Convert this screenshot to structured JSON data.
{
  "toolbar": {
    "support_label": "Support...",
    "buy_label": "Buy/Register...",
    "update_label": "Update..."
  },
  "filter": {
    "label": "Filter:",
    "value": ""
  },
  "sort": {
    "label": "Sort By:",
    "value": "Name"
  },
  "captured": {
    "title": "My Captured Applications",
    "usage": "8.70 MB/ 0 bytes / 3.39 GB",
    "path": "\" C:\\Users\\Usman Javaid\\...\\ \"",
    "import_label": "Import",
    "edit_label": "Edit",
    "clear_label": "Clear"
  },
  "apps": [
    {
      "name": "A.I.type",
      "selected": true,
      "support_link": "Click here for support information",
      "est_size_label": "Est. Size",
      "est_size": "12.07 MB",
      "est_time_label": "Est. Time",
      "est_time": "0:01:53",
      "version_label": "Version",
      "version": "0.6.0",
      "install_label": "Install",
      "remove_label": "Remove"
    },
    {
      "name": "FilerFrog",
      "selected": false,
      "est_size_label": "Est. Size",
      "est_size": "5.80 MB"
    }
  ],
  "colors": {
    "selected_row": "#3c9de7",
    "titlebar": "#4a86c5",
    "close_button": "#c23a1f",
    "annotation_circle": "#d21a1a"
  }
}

→ WORK TO BE COMPLETED
Copy the records above exactly.

→ RESULT FOR THIS EXERCISE
Convert this screenshot to structured JSON data.
{
  "toolbar": {
    "support_label": "Support...",
    "buy_label": "Buy/Register...",
    "update_label": "Update..."
  },
  "filter": {
    "label": "Filter:",
    "value": ""
  },
  "sort": {
    "label": "Sort By:",
    "value": "Name"
  },
  "captured": {
    "title": "My Captured Applications",
    "usage": "8.70 MB/ 0 bytes / 3.39 GB",
    "path": "\" C:\\Users\\Usman Javaid\\...\\ \"",
    "import_label": "Import",
    "edit_label": "Edit",
    "clear_label": "Clear"
  },
  "apps": [
    {
      "name": "A.I.type",
      "selected": true,
      "support_link": "Click here for support information",
      "est_size_label": "Est. Size",
      "est_size": "12.07 MB",
      "est_time_label": "Est. Time",
      "est_time": "0:01:53",
      "version_label": "Version",
      "version": "0.6.0",
      "install_label": "Install",
      "remove_label": "Remove"
    },
    {
      "name": "FilerFrog",
      "selected": false,
      "est_size_label": "Est. Size",
      "est_size": "5.80 MB"
    }
  ],
  "colors": {
    "selected_row": "#3c9de7",
    "titlebar": "#4a86c5",
    "close_button": "#c23a1f",
    "annotation_circle": "#d21a1a"
  }
}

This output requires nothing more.